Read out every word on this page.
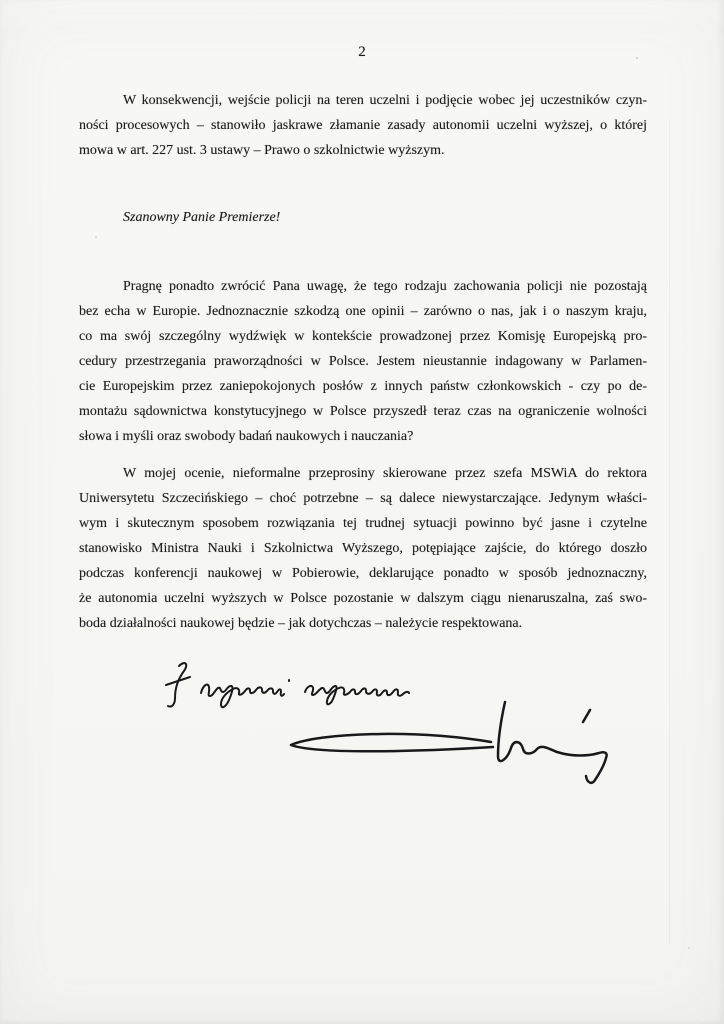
2

W konsekwencji, wejście policji na teren uczelni i podjęcie wobec jej uczestników czyn-
ności procesowych – stanowiło jaskrawe złamanie zasady autonomii uczelni wyższej, o której
mowa w art. 227 ust. 3 ustawy – Prawo o szkolnictwie wyższym.

Szanowny Panie Premierze!

Pragnę ponadto zwrócić Pana uwagę, że tego rodzaju zachowania policji nie pozostają
bez echa w Europie. Jednoznacznie szkodzą one opinii – zarówno o nas, jak i o naszym kraju,
co ma swój szczególny wydźwięk w kontekście prowadzonej przez Komisję Europejską pro-
cedury przestrzegania praworządności w Polsce. Jestem nieustannie indagowany w Parlamen-
cie Europejskim przez zaniepokojonych posłów z innych państw członkowskich - czy po de-
montażu sądownictwa konstytucyjnego w Polsce przyszedł teraz czas na ograniczenie wolności
słowa i myśli oraz swobody badań naukowych i nauczania?

W mojej ocenie, nieformalne przeprosiny skierowane przez szefa MSWiA do rektora
Uniwersytetu Szczecińskiego – choć potrzebne – są dalece niewystarczające. Jedynym właści-
wym i skutecznym sposobem rozwiązania tej trudnej sytuacji powinno być jasne i czytelne
stanowisko Ministra Nauki i Szkolnictwa Wyższego, potępiające zajście, do którego doszło
podczas konferencji naukowej w Pobierowie, deklarujące ponadto w sposób jednoznaczny,
że autonomia uczelni wyższych w Polsce pozostanie w dalszym ciągu nienaruszalna, zaś swo-
boda działalności naukowej będzie – jak dotychczas – należycie respektowana.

What the exercise asks: Identify lines with the string "uczelni". Copy each one.

Answer for the task:
W konsekwencji, wejście policji na teren uczelni i podjęcie wobec jej uczestników czyn-
ności procesowych – stanowiło jaskrawe złamanie zasady autonomii uczelni wyższej, o której
że autonomia uczelni wyższych w Polsce pozostanie w dalszym ciągu nienaruszalna, zaś swo-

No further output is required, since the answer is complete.